[Collected data entries]
_ _ _

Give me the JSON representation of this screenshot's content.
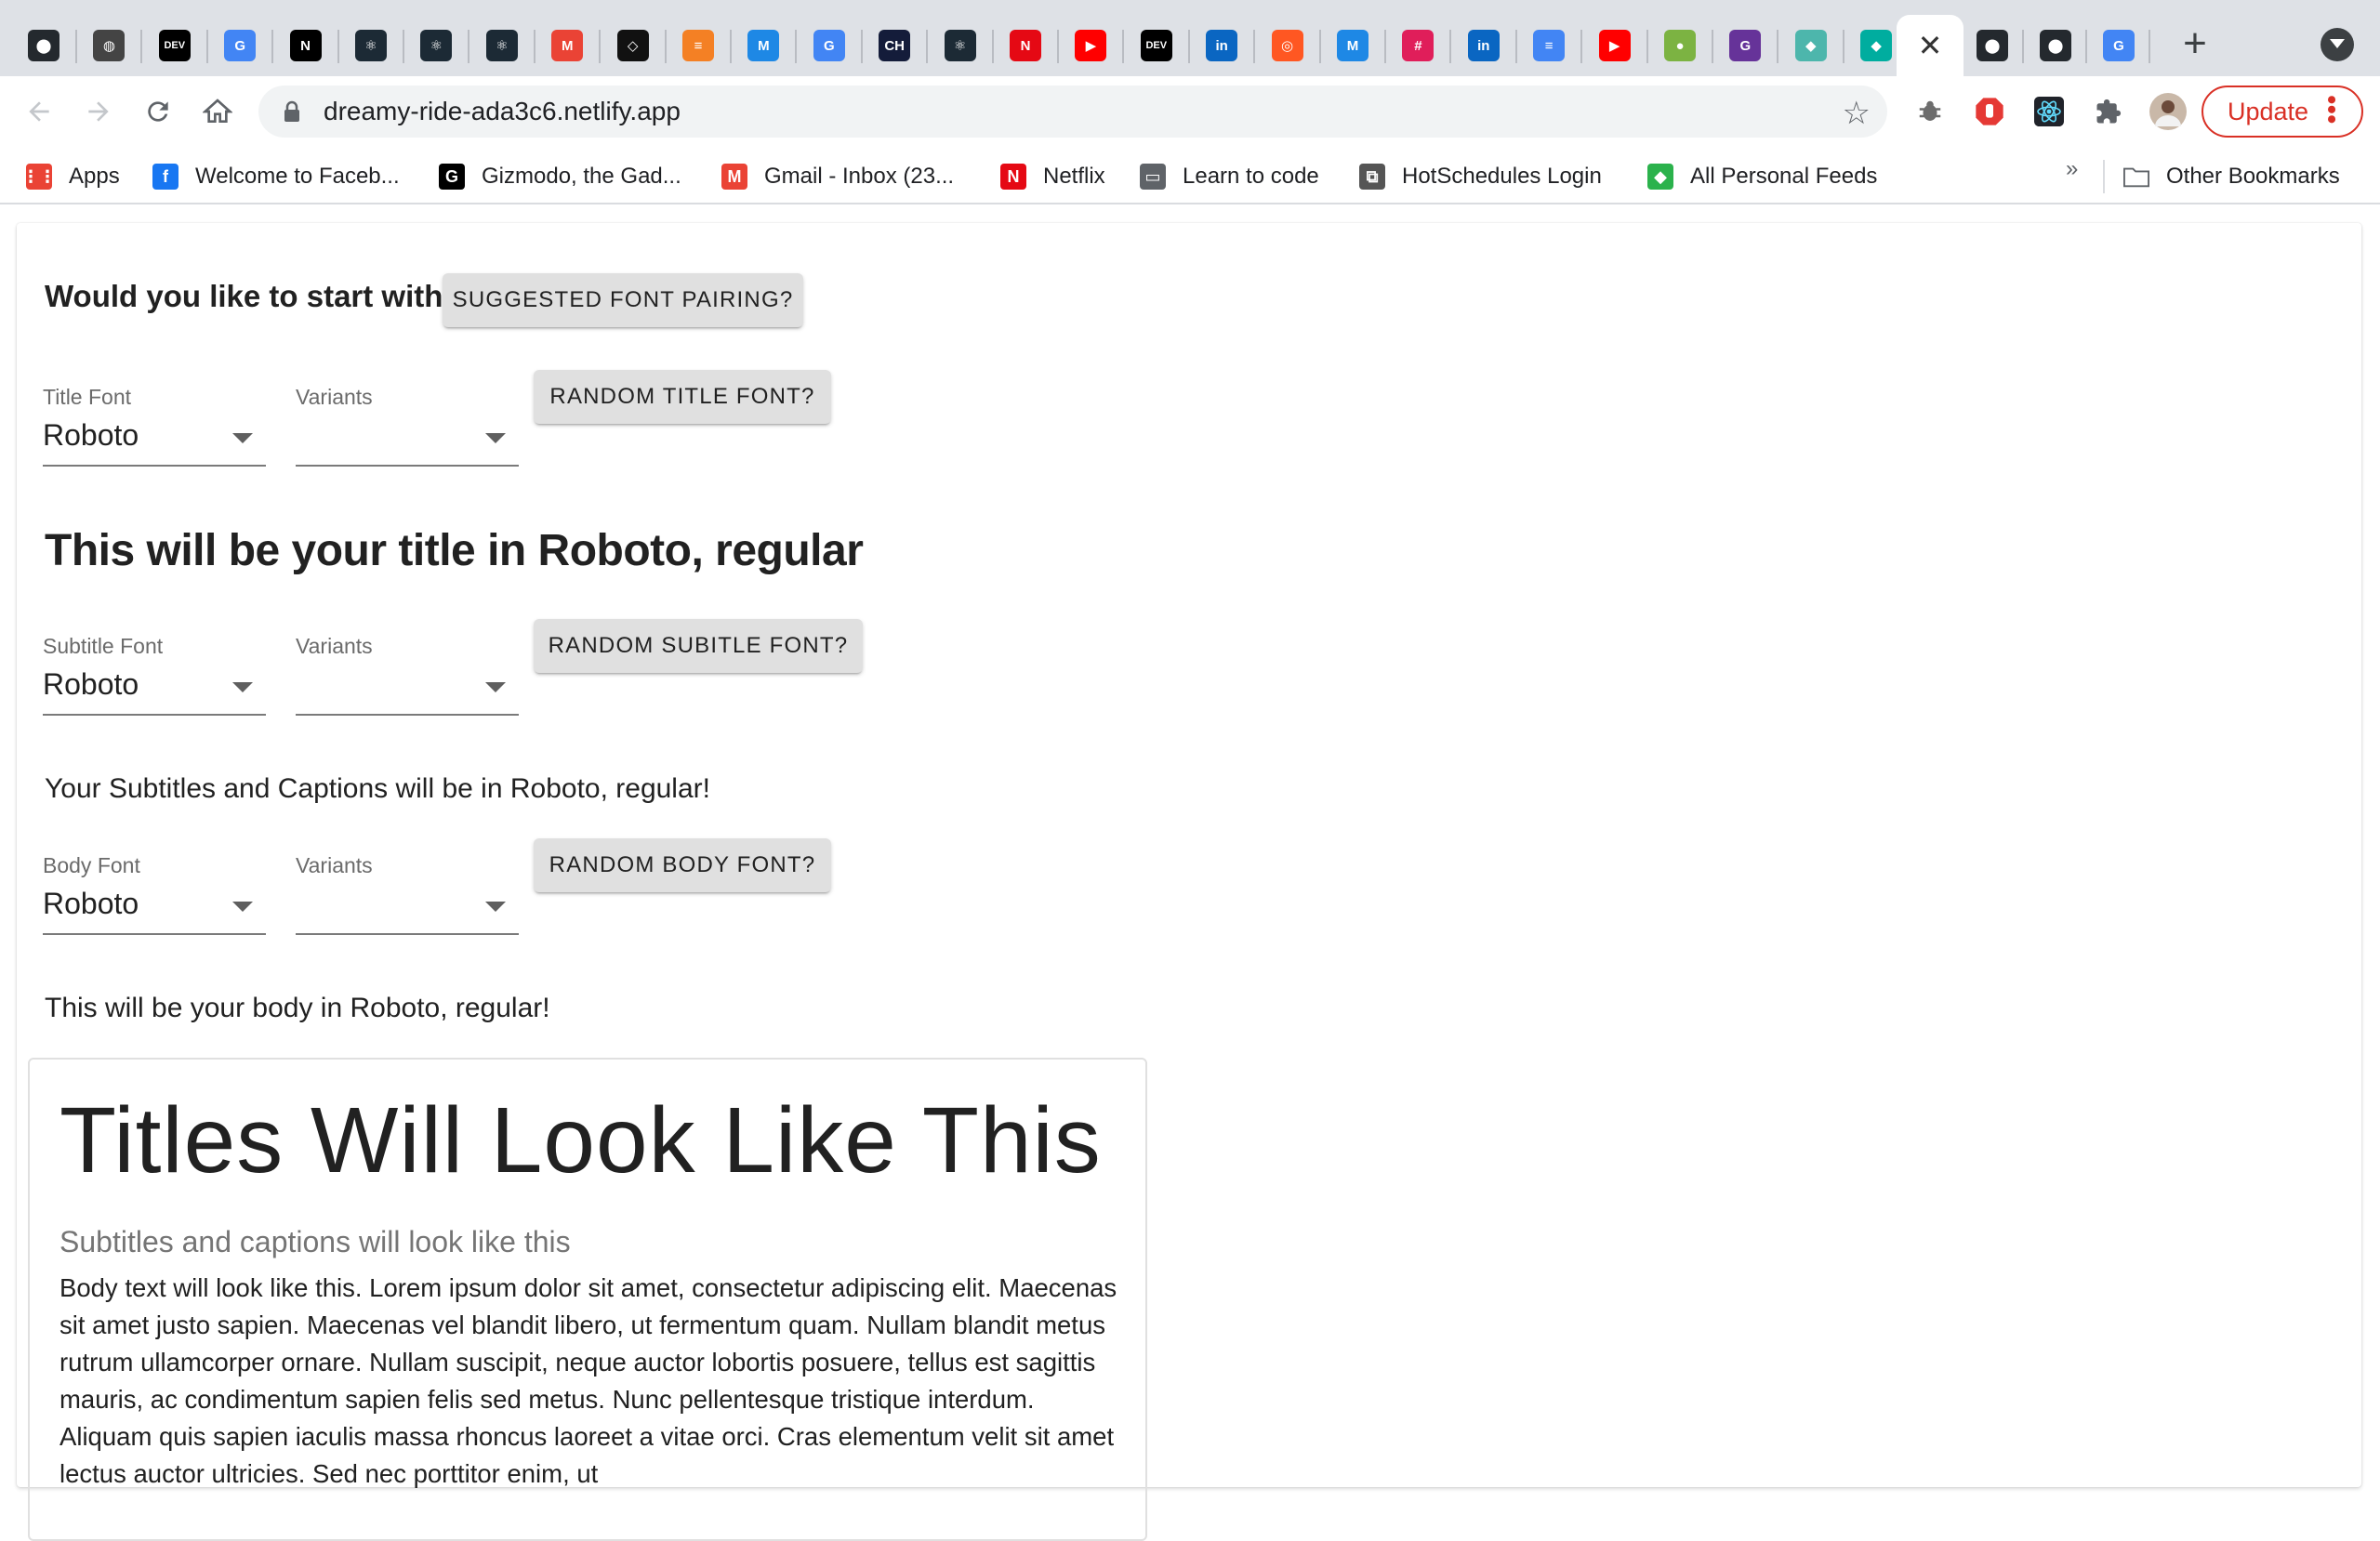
{
  "browser": {
    "tab_favicons": [
      {
        "name": "github",
        "color": "#24292e",
        "glyph": "⬤"
      },
      {
        "name": "globe",
        "color": "#444444",
        "glyph": "◍"
      },
      {
        "name": "dev-to",
        "color": "#000000",
        "glyph": "DEV"
      },
      {
        "name": "google",
        "color": "#4285f4",
        "glyph": "G"
      },
      {
        "name": "notion",
        "color": "#000000",
        "glyph": "N"
      },
      {
        "name": "react",
        "color": "#1c2a35",
        "glyph": "⚛"
      },
      {
        "name": "react",
        "color": "#1c2a35",
        "glyph": "⚛"
      },
      {
        "name": "react",
        "color": "#1c2a35",
        "glyph": "⚛"
      },
      {
        "name": "gmail",
        "color": "#ea4335",
        "glyph": "M"
      },
      {
        "name": "codepen",
        "color": "#111111",
        "glyph": "◇"
      },
      {
        "name": "stack-overflow",
        "color": "#f48024",
        "glyph": "≡"
      },
      {
        "name": "material-ui",
        "color": "#1e88e5",
        "glyph": "M"
      },
      {
        "name": "google",
        "color": "#4285f4",
        "glyph": "G"
      },
      {
        "name": "codecademy",
        "color": "#141c3a",
        "glyph": "CH"
      },
      {
        "name": "react",
        "color": "#1c2a35",
        "glyph": "⚛"
      },
      {
        "name": "netlify-n",
        "color": "#e50914",
        "glyph": "N"
      },
      {
        "name": "youtube",
        "color": "#ff0000",
        "glyph": "▶"
      },
      {
        "name": "dev-to",
        "color": "#000000",
        "glyph": "DEV"
      },
      {
        "name": "linkedin",
        "color": "#0a66c2",
        "glyph": "in"
      },
      {
        "name": "target",
        "color": "#ff5722",
        "glyph": "◎"
      },
      {
        "name": "material-ui",
        "color": "#1e88e5",
        "glyph": "M"
      },
      {
        "name": "slack",
        "color": "#e01e5a",
        "glyph": "#"
      },
      {
        "name": "linkedin",
        "color": "#0a66c2",
        "glyph": "in"
      },
      {
        "name": "google-docs",
        "color": "#4285f4",
        "glyph": "≡"
      },
      {
        "name": "youtube",
        "color": "#ff0000",
        "glyph": "▶"
      },
      {
        "name": "spotify",
        "color": "#7cb342",
        "glyph": "●"
      },
      {
        "name": "gatsby",
        "color": "#663399",
        "glyph": "G"
      },
      {
        "name": "diamond-app",
        "color": "#4db6ac",
        "glyph": "◆"
      },
      {
        "name": "netlify",
        "color": "#00ad9f",
        "glyph": "◆"
      }
    ],
    "tab_favicons_after": [
      {
        "name": "github",
        "color": "#24292e",
        "glyph": "⬤"
      },
      {
        "name": "github",
        "color": "#24292e",
        "glyph": "⬤"
      },
      {
        "name": "google",
        "color": "#4285f4",
        "glyph": "G"
      }
    ],
    "active_tab_close": "✕",
    "new_tab": "+",
    "url": "dreamy-ride-ada3c6.netlify.app",
    "update_label": "Update",
    "bookmarks": [
      {
        "label": "Apps",
        "icon": "apps-icon",
        "color": "#ea4335",
        "glyph": "⋮⋮"
      },
      {
        "label": "Welcome to Faceb...",
        "icon": "facebook-icon",
        "color": "#1877f2",
        "glyph": "f"
      },
      {
        "label": "Gizmodo, the Gad...",
        "icon": "gizmodo-icon",
        "color": "#000000",
        "glyph": "G"
      },
      {
        "label": "Gmail - Inbox (23...",
        "icon": "gmail-icon",
        "color": "#ea4335",
        "glyph": "M"
      },
      {
        "label": "Netflix",
        "icon": "netflix-icon",
        "color": "#e50914",
        "glyph": "N"
      },
      {
        "label": "Learn to code",
        "icon": "folder-icon",
        "color": "#5f6368",
        "glyph": "▭"
      },
      {
        "label": "HotSchedules Login",
        "icon": "hotschedules-icon",
        "color": "#555555",
        "glyph": "⧉"
      },
      {
        "label": "All Personal Feeds",
        "icon": "feedly-icon",
        "color": "#2bb24c",
        "glyph": "◆"
      }
    ],
    "bookmarks_more": "»",
    "other_bookmarks": "Other Bookmarks"
  },
  "page": {
    "question": "Would you like to start with a",
    "suggested_button": "SUGGESTED FONT PAIRING?",
    "title_section": {
      "font_label": "Title Font",
      "font_value": "Roboto",
      "variants_label": "Variants",
      "variants_value": "",
      "random_button": "RANDOM TITLE FONT?",
      "preview": "This will be your title in Roboto, regular"
    },
    "subtitle_section": {
      "font_label": "Subtitle Font",
      "font_value": "Roboto",
      "variants_label": "Variants",
      "variants_value": "",
      "random_button": "RANDOM SUBITLE FONT?",
      "preview": "Your Subtitles and Captions will be in Roboto, regular!"
    },
    "body_section": {
      "font_label": "Body Font",
      "font_value": "Roboto",
      "variants_label": "Variants",
      "variants_value": "",
      "random_button": "RANDOM BODY FONT?",
      "preview": "This will be your body in Roboto, regular!"
    },
    "card": {
      "title": "Titles Will Look Like This",
      "subtitle": "Subtitles and captions will look like this",
      "body": "Body text will look like this. Lorem ipsum dolor sit amet, consectetur adipiscing elit. Maecenas sit amet justo sapien. Maecenas vel blandit libero, ut fermentum quam. Nullam blandit metus rutrum ullamcorper ornare. Nullam suscipit, neque auctor lobortis posuere, tellus est sagittis mauris, ac condimentum sapien felis sed metus. Nunc pellentesque tristique interdum. Aliquam quis sapien iaculis massa rhoncus laoreet a vitae orci. Cras elementum velit sit amet lectus auctor ultricies. Sed nec porttitor enim, ut"
    }
  }
}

_ _ _

▶ AIM OF THE TASK
Restate the whole listing above exactly, except for its images.

▶ TASK SOLUTION
Give me the JSON representation of this screenshot's content.
{
  "browser": {
    "tab_favicons": [
      {
        "name": "github",
        "color": "#24292e",
        "glyph": "⬤"
      },
      {
        "name": "globe",
        "color": "#444444",
        "glyph": "◍"
      },
      {
        "name": "dev-to",
        "color": "#000000",
        "glyph": "DEV"
      },
      {
        "name": "google",
        "color": "#4285f4",
        "glyph": "G"
      },
      {
        "name": "notion",
        "color": "#000000",
        "glyph": "N"
      },
      {
        "name": "react",
        "color": "#1c2a35",
        "glyph": "⚛"
      },
      {
        "name": "react",
        "color": "#1c2a35",
        "glyph": "⚛"
      },
      {
        "name": "react",
        "color": "#1c2a35",
        "glyph": "⚛"
      },
      {
        "name": "gmail",
        "color": "#ea4335",
        "glyph": "M"
      },
      {
        "name": "codepen",
        "color": "#111111",
        "glyph": "◇"
      },
      {
        "name": "stack-overflow",
        "color": "#f48024",
        "glyph": "≡"
      },
      {
        "name": "material-ui",
        "color": "#1e88e5",
        "glyph": "M"
      },
      {
        "name": "google",
        "color": "#4285f4",
        "glyph": "G"
      },
      {
        "name": "codecademy",
        "color": "#141c3a",
        "glyph": "CH"
      },
      {
        "name": "react",
        "color": "#1c2a35",
        "glyph": "⚛"
      },
      {
        "name": "netlify-n",
        "color": "#e50914",
        "glyph": "N"
      },
      {
        "name": "youtube",
        "color": "#ff0000",
        "glyph": "▶"
      },
      {
        "name": "dev-to",
        "color": "#000000",
        "glyph": "DEV"
      },
      {
        "name": "linkedin",
        "color": "#0a66c2",
        "glyph": "in"
      },
      {
        "name": "target",
        "color": "#ff5722",
        "glyph": "◎"
      },
      {
        "name": "material-ui",
        "color": "#1e88e5",
        "glyph": "M"
      },
      {
        "name": "slack",
        "color": "#e01e5a",
        "glyph": "#"
      },
      {
        "name": "linkedin",
        "color": "#0a66c2",
        "glyph": "in"
      },
      {
        "name": "google-docs",
        "color": "#4285f4",
        "glyph": "≡"
      },
      {
        "name": "youtube",
        "color": "#ff0000",
        "glyph": "▶"
      },
      {
        "name": "spotify",
        "color": "#7cb342",
        "glyph": "●"
      },
      {
        "name": "gatsby",
        "color": "#663399",
        "glyph": "G"
      },
      {
        "name": "diamond-app",
        "color": "#4db6ac",
        "glyph": "◆"
      },
      {
        "name": "netlify",
        "color": "#00ad9f",
        "glyph": "◆"
      }
    ],
    "tab_favicons_after": [
      {
        "name": "github",
        "color": "#24292e",
        "glyph": "⬤"
      },
      {
        "name": "github",
        "color": "#24292e",
        "glyph": "⬤"
      },
      {
        "name": "google",
        "color": "#4285f4",
        "glyph": "G"
      }
    ],
    "active_tab_close": "✕",
    "new_tab": "+",
    "url": "dreamy-ride-ada3c6.netlify.app",
    "update_label": "Update",
    "bookmarks": [
      {
        "label": "Apps",
        "icon": "apps-icon",
        "color": "#ea4335",
        "glyph": "⋮⋮"
      },
      {
        "label": "Welcome to Faceb...",
        "icon": "facebook-icon",
        "color": "#1877f2",
        "glyph": "f"
      },
      {
        "label": "Gizmodo, the Gad...",
        "icon": "gizmodo-icon",
        "color": "#000000",
        "glyph": "G"
      },
      {
        "label": "Gmail - Inbox (23...",
        "icon": "gmail-icon",
        "color": "#ea4335",
        "glyph": "M"
      },
      {
        "label": "Netflix",
        "icon": "netflix-icon",
        "color": "#e50914",
        "glyph": "N"
      },
      {
        "label": "Learn to code",
        "icon": "folder-icon",
        "color": "#5f6368",
        "glyph": "▭"
      },
      {
        "label": "HotSchedules Login",
        "icon": "hotschedules-icon",
        "color": "#555555",
        "glyph": "⧉"
      },
      {
        "label": "All Personal Feeds",
        "icon": "feedly-icon",
        "color": "#2bb24c",
        "glyph": "◆"
      }
    ],
    "bookmarks_more": "»",
    "other_bookmarks": "Other Bookmarks"
  },
  "page": {
    "question": "Would you like to start with a",
    "suggested_button": "SUGGESTED FONT PAIRING?",
    "title_section": {
      "font_label": "Title Font",
      "font_value": "Roboto",
      "variants_label": "Variants",
      "variants_value": "",
      "random_button": "RANDOM TITLE FONT?",
      "preview": "This will be your title in Roboto, regular"
    },
    "subtitle_section": {
      "font_label": "Subtitle Font",
      "font_value": "Roboto",
      "variants_label": "Variants",
      "variants_value": "",
      "random_button": "RANDOM SUBITLE FONT?",
      "preview": "Your Subtitles and Captions will be in Roboto, regular!"
    },
    "body_section": {
      "font_label": "Body Font",
      "font_value": "Roboto",
      "variants_label": "Variants",
      "variants_value": "",
      "random_button": "RANDOM BODY FONT?",
      "preview": "This will be your body in Roboto, regular!"
    },
    "card": {
      "title": "Titles Will Look Like This",
      "subtitle": "Subtitles and captions will look like this",
      "body": "Body text will look like this. Lorem ipsum dolor sit amet, consectetur adipiscing elit. Maecenas sit amet justo sapien. Maecenas vel blandit libero, ut fermentum quam. Nullam blandit metus rutrum ullamcorper ornare. Nullam suscipit, neque auctor lobortis posuere, tellus est sagittis mauris, ac condimentum sapien felis sed metus. Nunc pellentesque tristique interdum. Aliquam quis sapien iaculis massa rhoncus laoreet a vitae orci. Cras elementum velit sit amet lectus auctor ultricies. Sed nec porttitor enim, ut"
    }
  }
}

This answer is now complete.